• Requirements
Find all lines in the records that include the word "JSON", and copy them out.

• Dataset records
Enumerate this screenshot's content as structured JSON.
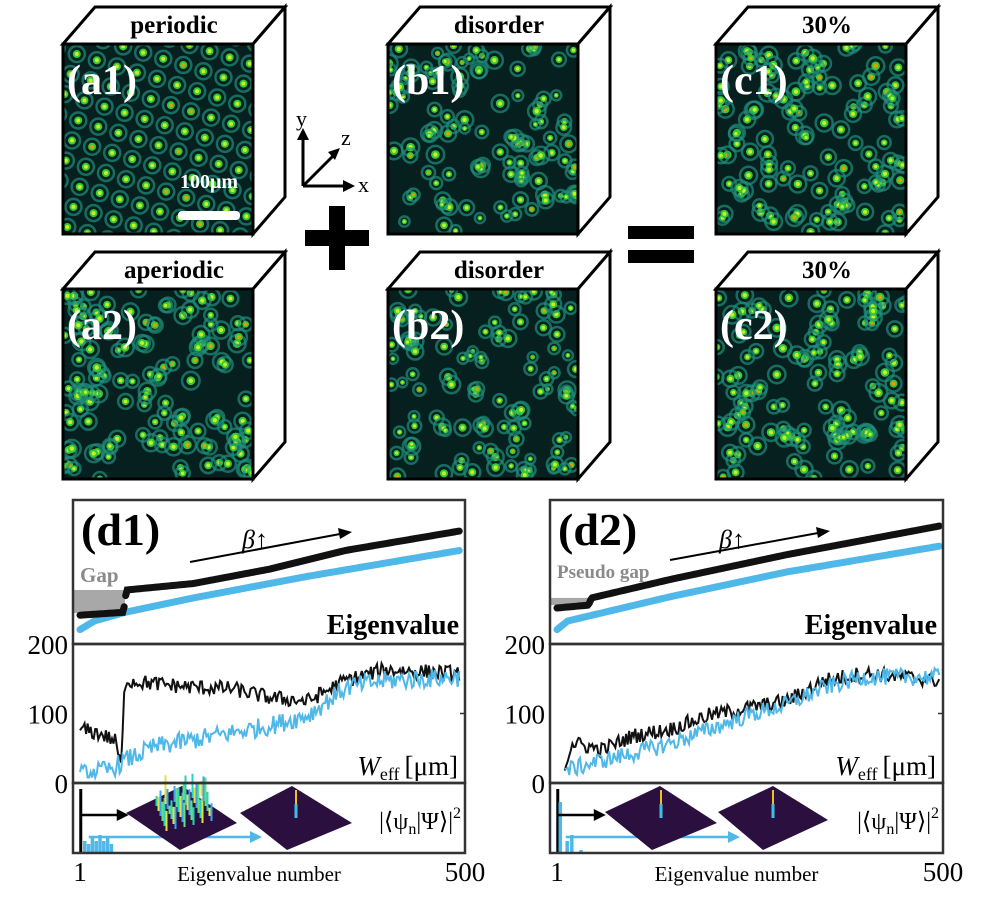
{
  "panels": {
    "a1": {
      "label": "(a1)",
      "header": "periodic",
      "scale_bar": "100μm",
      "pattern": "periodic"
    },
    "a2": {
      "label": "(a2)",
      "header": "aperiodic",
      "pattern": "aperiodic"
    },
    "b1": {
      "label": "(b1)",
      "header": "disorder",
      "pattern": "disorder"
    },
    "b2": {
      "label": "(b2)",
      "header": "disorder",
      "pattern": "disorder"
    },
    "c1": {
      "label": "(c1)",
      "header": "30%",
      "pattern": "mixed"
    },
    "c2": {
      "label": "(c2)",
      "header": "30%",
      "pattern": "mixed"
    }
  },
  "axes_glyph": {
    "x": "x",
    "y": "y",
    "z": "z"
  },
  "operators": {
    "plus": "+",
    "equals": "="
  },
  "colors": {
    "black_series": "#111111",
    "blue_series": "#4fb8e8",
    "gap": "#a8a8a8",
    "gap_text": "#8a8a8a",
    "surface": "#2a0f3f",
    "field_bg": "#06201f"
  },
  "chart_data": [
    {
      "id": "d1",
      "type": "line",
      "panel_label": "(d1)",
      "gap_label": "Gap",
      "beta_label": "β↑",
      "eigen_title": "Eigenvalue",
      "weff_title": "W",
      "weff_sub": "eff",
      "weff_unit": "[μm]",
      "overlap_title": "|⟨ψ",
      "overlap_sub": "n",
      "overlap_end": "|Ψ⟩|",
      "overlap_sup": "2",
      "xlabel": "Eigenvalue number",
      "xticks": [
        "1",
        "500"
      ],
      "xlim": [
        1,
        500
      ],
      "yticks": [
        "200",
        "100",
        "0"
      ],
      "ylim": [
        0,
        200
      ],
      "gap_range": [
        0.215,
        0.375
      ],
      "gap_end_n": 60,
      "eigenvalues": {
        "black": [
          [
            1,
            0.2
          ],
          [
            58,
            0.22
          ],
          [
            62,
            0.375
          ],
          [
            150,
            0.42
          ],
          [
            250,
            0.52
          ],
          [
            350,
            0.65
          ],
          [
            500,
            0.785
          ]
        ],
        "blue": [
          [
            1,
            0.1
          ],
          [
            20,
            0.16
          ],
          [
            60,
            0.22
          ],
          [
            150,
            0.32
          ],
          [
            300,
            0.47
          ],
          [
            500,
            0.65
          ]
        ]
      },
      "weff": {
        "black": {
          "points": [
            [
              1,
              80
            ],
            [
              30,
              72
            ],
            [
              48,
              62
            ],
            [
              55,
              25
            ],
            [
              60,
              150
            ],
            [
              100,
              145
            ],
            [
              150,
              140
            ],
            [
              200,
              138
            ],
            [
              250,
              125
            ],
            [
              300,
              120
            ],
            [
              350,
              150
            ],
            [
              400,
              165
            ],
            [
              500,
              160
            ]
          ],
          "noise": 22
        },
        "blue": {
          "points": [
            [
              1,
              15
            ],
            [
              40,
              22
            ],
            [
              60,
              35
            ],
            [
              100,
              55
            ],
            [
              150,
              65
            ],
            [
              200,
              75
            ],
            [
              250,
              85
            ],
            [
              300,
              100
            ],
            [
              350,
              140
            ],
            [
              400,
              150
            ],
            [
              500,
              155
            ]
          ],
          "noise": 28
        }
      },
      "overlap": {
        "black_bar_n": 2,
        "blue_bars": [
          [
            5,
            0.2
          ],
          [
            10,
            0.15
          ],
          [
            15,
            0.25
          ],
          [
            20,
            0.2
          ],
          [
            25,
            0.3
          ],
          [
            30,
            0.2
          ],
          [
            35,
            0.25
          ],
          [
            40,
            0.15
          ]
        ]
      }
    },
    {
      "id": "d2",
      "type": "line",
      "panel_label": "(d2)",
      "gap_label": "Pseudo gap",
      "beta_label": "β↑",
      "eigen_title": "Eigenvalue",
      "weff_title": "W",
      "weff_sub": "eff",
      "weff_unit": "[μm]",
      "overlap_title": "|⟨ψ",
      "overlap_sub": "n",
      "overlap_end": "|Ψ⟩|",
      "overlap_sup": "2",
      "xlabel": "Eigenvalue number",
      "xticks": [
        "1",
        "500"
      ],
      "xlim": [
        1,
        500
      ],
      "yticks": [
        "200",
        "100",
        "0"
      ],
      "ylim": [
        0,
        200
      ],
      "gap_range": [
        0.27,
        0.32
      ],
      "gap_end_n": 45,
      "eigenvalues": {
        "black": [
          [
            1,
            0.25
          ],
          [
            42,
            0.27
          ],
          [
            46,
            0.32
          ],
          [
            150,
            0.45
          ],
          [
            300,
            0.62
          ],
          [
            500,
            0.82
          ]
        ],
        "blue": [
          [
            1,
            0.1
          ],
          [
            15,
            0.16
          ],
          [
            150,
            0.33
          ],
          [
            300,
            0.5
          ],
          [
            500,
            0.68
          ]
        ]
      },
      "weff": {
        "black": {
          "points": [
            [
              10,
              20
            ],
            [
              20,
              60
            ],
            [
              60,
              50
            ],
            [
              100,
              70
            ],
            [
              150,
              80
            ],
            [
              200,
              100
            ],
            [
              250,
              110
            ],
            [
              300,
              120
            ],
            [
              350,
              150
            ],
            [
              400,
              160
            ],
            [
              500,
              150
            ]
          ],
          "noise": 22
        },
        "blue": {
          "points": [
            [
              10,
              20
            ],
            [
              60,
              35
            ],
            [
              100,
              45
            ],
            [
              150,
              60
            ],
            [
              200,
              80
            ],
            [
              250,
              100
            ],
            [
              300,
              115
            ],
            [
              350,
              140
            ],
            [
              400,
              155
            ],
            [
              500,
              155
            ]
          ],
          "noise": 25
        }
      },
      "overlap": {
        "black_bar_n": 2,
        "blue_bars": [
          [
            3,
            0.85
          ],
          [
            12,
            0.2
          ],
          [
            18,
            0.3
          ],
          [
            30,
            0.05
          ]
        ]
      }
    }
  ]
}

---

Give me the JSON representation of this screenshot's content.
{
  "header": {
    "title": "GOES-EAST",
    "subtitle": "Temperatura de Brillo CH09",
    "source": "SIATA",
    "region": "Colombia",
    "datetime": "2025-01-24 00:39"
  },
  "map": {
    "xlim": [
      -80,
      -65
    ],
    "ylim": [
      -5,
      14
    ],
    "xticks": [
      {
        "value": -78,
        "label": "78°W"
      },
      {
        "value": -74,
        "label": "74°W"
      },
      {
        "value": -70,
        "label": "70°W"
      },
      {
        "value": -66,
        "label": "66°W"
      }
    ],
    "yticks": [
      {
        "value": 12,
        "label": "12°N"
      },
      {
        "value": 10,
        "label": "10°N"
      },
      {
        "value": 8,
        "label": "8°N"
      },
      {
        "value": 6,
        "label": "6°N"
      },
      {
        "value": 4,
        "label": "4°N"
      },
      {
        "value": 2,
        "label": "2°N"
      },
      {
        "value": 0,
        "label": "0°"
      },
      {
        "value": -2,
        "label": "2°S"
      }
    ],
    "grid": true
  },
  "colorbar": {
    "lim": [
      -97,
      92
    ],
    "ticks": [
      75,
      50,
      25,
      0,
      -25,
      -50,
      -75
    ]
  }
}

• Solution to the exercise
Enumerate this screenshot's content as structured JSON.
Give me the JSON representation of this screenshot's content.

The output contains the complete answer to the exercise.